## What you are asked to do
Across the entries that follow, work out the number of lines containing the string "suvda", and state it alone.
#### Dataset records
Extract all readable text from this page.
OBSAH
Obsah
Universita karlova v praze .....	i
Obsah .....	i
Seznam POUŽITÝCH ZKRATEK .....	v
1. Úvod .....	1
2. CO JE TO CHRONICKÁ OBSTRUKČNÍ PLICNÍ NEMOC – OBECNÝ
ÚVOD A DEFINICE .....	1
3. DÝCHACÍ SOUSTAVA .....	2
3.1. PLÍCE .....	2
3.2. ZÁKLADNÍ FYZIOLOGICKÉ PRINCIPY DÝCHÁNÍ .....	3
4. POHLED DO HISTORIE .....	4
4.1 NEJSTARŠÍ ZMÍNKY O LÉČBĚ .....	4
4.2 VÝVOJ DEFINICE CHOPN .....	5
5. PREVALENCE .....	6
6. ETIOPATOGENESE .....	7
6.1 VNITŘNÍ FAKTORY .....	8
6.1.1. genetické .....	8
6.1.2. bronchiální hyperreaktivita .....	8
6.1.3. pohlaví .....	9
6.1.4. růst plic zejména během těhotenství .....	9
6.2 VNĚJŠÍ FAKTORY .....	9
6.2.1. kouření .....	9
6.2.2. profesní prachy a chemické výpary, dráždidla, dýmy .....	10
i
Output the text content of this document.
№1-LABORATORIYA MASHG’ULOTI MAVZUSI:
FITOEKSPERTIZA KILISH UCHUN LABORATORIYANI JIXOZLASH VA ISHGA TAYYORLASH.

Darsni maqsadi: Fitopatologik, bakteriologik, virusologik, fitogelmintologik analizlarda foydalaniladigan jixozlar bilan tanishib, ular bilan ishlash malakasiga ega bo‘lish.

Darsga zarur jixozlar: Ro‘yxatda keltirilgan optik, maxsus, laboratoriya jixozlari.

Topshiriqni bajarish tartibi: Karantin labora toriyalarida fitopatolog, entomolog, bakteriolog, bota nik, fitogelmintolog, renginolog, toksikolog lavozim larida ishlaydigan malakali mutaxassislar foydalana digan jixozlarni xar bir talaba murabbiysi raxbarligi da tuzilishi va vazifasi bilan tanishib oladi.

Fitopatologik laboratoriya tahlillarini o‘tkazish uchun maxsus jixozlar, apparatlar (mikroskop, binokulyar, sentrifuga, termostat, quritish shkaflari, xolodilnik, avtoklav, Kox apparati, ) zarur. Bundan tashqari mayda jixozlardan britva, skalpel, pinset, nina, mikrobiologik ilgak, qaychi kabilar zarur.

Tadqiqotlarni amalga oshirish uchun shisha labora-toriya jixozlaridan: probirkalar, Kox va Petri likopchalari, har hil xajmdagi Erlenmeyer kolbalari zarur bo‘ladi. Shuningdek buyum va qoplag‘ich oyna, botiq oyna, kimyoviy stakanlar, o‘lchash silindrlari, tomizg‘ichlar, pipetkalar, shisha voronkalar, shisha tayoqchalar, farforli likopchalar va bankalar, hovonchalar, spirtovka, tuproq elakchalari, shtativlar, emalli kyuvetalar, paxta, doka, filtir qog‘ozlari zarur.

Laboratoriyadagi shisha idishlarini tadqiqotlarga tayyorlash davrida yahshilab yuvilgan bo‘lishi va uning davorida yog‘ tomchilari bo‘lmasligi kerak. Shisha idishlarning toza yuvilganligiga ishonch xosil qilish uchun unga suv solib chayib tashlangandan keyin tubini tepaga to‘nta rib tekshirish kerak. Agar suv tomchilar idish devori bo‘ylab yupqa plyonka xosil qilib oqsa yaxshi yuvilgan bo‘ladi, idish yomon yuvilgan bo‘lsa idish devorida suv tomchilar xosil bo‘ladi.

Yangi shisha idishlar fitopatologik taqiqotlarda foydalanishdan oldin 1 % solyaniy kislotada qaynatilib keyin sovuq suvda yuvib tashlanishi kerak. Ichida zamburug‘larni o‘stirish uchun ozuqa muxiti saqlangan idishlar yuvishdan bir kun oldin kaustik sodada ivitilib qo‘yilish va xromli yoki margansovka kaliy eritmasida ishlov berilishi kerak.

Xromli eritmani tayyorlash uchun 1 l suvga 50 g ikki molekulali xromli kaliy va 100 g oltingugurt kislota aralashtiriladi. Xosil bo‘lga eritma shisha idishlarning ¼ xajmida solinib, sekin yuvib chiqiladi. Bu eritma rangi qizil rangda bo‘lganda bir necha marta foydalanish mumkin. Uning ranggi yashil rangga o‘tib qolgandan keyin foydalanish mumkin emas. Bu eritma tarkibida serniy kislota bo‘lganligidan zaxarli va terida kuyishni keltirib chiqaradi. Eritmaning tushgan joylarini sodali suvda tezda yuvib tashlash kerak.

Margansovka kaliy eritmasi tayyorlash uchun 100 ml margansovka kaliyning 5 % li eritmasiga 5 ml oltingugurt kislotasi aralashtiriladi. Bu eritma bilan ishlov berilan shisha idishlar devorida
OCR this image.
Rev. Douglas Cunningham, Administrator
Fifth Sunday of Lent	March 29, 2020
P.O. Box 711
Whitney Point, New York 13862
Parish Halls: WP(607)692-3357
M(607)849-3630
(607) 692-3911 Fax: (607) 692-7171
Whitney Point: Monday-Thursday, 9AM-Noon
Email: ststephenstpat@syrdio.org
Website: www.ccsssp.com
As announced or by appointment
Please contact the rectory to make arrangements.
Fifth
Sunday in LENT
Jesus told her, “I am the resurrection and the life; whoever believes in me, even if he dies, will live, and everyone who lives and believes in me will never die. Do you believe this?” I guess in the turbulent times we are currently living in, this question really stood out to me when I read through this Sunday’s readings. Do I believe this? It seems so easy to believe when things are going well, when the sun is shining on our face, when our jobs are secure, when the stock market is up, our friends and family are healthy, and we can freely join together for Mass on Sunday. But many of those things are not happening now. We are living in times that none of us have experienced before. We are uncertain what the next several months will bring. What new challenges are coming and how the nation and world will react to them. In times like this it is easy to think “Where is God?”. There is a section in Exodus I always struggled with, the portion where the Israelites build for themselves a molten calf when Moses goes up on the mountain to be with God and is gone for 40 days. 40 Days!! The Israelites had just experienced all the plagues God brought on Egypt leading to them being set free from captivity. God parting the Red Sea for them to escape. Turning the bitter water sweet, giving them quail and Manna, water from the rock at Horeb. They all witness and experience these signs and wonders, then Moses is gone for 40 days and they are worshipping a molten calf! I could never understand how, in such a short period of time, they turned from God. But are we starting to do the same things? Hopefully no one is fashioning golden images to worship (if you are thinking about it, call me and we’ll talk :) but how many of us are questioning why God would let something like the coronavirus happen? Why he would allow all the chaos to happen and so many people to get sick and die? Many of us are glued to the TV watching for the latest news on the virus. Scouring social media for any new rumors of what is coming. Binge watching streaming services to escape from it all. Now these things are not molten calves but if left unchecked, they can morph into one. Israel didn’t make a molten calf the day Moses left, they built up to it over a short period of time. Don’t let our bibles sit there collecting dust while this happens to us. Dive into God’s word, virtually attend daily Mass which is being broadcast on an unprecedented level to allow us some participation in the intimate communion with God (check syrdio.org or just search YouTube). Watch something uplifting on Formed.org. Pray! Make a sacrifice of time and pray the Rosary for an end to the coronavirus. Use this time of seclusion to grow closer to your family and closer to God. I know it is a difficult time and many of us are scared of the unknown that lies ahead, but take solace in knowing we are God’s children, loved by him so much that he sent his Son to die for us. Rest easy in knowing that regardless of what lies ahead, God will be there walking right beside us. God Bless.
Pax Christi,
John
########
## Task answer
2